(Figure collection entries)
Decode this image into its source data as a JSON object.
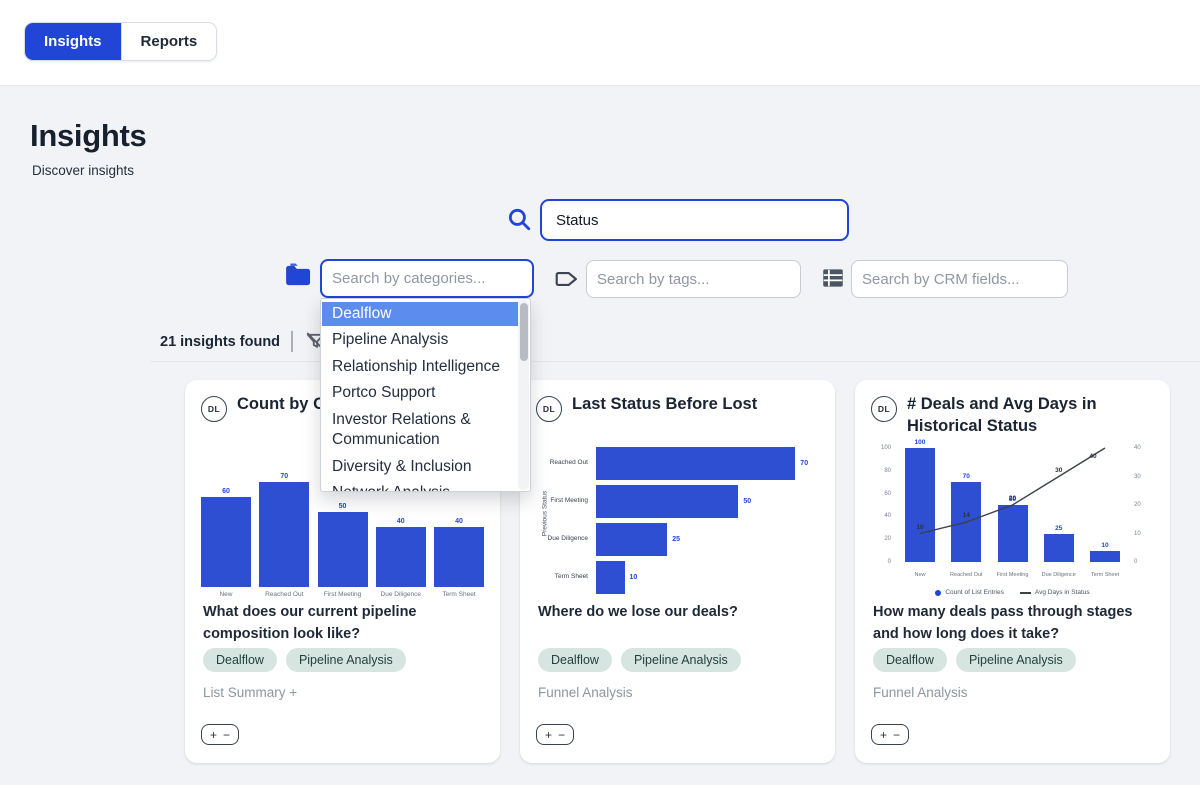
{
  "colors": {
    "accent": "#2145d4",
    "bar": "#2e4fd2",
    "dropdown_highlight": "#5b8cee",
    "page_bg": "#f2f3f6",
    "tag_bg": "#d6e5df",
    "tag_text": "#21413a",
    "muted_text": "#8e96a0",
    "heading_text": "#16202e",
    "line": "#3a4149"
  },
  "topbar": {
    "tabs": [
      {
        "label": "Insights",
        "active": true
      },
      {
        "label": "Reports",
        "active": false
      }
    ]
  },
  "header": {
    "title": "Insights",
    "subtitle": "Discover insights"
  },
  "search": {
    "value": "Status"
  },
  "filters": {
    "categories_placeholder": "Search by categories...",
    "tags_placeholder": "Search by tags...",
    "crm_placeholder": "Search by CRM fields..."
  },
  "dropdown": {
    "items": [
      {
        "label": "Dealflow",
        "highlighted": true
      },
      {
        "label": "Pipeline Analysis",
        "highlighted": false
      },
      {
        "label": "Relationship Intelligence",
        "highlighted": false
      },
      {
        "label": "Portco Support",
        "highlighted": false
      },
      {
        "label": "Investor Relations & Communication",
        "highlighted": false
      },
      {
        "label": "Diversity & Inclusion",
        "highlighted": false
      },
      {
        "label": "Network Analysis",
        "highlighted": false
      }
    ]
  },
  "results": {
    "count_text": "21 insights found"
  },
  "controls": {
    "zoom_in": "+",
    "zoom_out": "−"
  },
  "cards": [
    {
      "badge": "DL",
      "title": "Count by Op",
      "question": "What does our current pipeline composition look like?",
      "tags": [
        "Dealflow",
        "Pipeline Analysis"
      ],
      "meta": "List Summary +"
    },
    {
      "badge": "DL",
      "title": "Last Status Before Lost",
      "question": "Where do we lose our deals?",
      "tags": [
        "Dealflow",
        "Pipeline Analysis"
      ],
      "meta": "Funnel Analysis"
    },
    {
      "badge": "DL",
      "title": "# Deals and Avg Days in Historical Status",
      "question": "How many deals pass through stages and how long does it take?",
      "tags": [
        "Dealflow",
        "Pipeline Analysis"
      ],
      "meta": "Funnel Analysis"
    }
  ],
  "chart_data": [
    {
      "type": "bar",
      "title": "Count by Op",
      "categories": [
        "New",
        "Reached Out",
        "First Meeting",
        "Due Diligence",
        "Term Sheet"
      ],
      "values": [
        60,
        70,
        50,
        40,
        40
      ],
      "xlabel": "",
      "ylabel": "",
      "ylim": [
        0,
        70
      ],
      "grid": false,
      "datalabels": true
    },
    {
      "type": "bar",
      "orientation": "horizontal",
      "title": "Last Status Before Lost",
      "categories": [
        "Reached Out",
        "First Meeting",
        "Due Diligence",
        "Term Sheet"
      ],
      "values": [
        70,
        50,
        25,
        10
      ],
      "xlabel": "",
      "ylabel": "Previous Status",
      "xlim": [
        0,
        72
      ],
      "grid": false,
      "datalabels": true
    },
    {
      "type": "bar",
      "subtype": "bar+line",
      "title": "# Deals and Avg Days in Historical Status",
      "categories": [
        "New",
        "Reached Out",
        "First Meeting",
        "Due Diligence",
        "Term Sheet"
      ],
      "series": [
        {
          "name": "Count of List Entries",
          "type": "bar",
          "axis": "left",
          "values": [
            100,
            70,
            50,
            25,
            10
          ]
        },
        {
          "name": "Avg Days in Status",
          "type": "line",
          "axis": "right",
          "values": [
            10,
            14,
            20,
            30,
            40
          ]
        }
      ],
      "left_ticks": [
        0,
        20,
        40,
        60,
        80,
        100
      ],
      "right_ticks": [
        0,
        10,
        20,
        30,
        40
      ],
      "left_lim": [
        0,
        100
      ],
      "right_lim": [
        0,
        40
      ],
      "legend_position": "bottom",
      "grid": false
    }
  ]
}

■ SET PROBLEM ■
Your task is to set down the records shown above exactly, minus any pictures.

■ THE SOLUTION ■
Decode this image into its source data as a JSON object.
{
  "colors": {
    "accent": "#2145d4",
    "bar": "#2e4fd2",
    "dropdown_highlight": "#5b8cee",
    "page_bg": "#f2f3f6",
    "tag_bg": "#d6e5df",
    "tag_text": "#21413a",
    "muted_text": "#8e96a0",
    "heading_text": "#16202e",
    "line": "#3a4149"
  },
  "topbar": {
    "tabs": [
      {
        "label": "Insights",
        "active": true
      },
      {
        "label": "Reports",
        "active": false
      }
    ]
  },
  "header": {
    "title": "Insights",
    "subtitle": "Discover insights"
  },
  "search": {
    "value": "Status"
  },
  "filters": {
    "categories_placeholder": "Search by categories...",
    "tags_placeholder": "Search by tags...",
    "crm_placeholder": "Search by CRM fields..."
  },
  "dropdown": {
    "items": [
      {
        "label": "Dealflow",
        "highlighted": true
      },
      {
        "label": "Pipeline Analysis",
        "highlighted": false
      },
      {
        "label": "Relationship Intelligence",
        "highlighted": false
      },
      {
        "label": "Portco Support",
        "highlighted": false
      },
      {
        "label": "Investor Relations & Communication",
        "highlighted": false
      },
      {
        "label": "Diversity & Inclusion",
        "highlighted": false
      },
      {
        "label": "Network Analysis",
        "highlighted": false
      }
    ]
  },
  "results": {
    "count_text": "21 insights found"
  },
  "controls": {
    "zoom_in": "+",
    "zoom_out": "−"
  },
  "cards": [
    {
      "badge": "DL",
      "title": "Count by Op",
      "question": "What does our current pipeline composition look like?",
      "tags": [
        "Dealflow",
        "Pipeline Analysis"
      ],
      "meta": "List Summary +"
    },
    {
      "badge": "DL",
      "title": "Last Status Before Lost",
      "question": "Where do we lose our deals?",
      "tags": [
        "Dealflow",
        "Pipeline Analysis"
      ],
      "meta": "Funnel Analysis"
    },
    {
      "badge": "DL",
      "title": "# Deals and Avg Days in Historical Status",
      "question": "How many deals pass through stages and how long does it take?",
      "tags": [
        "Dealflow",
        "Pipeline Analysis"
      ],
      "meta": "Funnel Analysis"
    }
  ],
  "chart_data": [
    {
      "type": "bar",
      "title": "Count by Op",
      "categories": [
        "New",
        "Reached Out",
        "First Meeting",
        "Due Diligence",
        "Term Sheet"
      ],
      "values": [
        60,
        70,
        50,
        40,
        40
      ],
      "xlabel": "",
      "ylabel": "",
      "ylim": [
        0,
        70
      ],
      "grid": false,
      "datalabels": true
    },
    {
      "type": "bar",
      "orientation": "horizontal",
      "title": "Last Status Before Lost",
      "categories": [
        "Reached Out",
        "First Meeting",
        "Due Diligence",
        "Term Sheet"
      ],
      "values": [
        70,
        50,
        25,
        10
      ],
      "xlabel": "",
      "ylabel": "Previous Status",
      "xlim": [
        0,
        72
      ],
      "grid": false,
      "datalabels": true
    },
    {
      "type": "bar",
      "subtype": "bar+line",
      "title": "# Deals and Avg Days in Historical Status",
      "categories": [
        "New",
        "Reached Out",
        "First Meeting",
        "Due Diligence",
        "Term Sheet"
      ],
      "series": [
        {
          "name": "Count of List Entries",
          "type": "bar",
          "axis": "left",
          "values": [
            100,
            70,
            50,
            25,
            10
          ]
        },
        {
          "name": "Avg Days in Status",
          "type": "line",
          "axis": "right",
          "values": [
            10,
            14,
            20,
            30,
            40
          ]
        }
      ],
      "left_ticks": [
        0,
        20,
        40,
        60,
        80,
        100
      ],
      "right_ticks": [
        0,
        10,
        20,
        30,
        40
      ],
      "left_lim": [
        0,
        100
      ],
      "right_lim": [
        0,
        40
      ],
      "legend_position": "bottom",
      "grid": false
    }
  ]
}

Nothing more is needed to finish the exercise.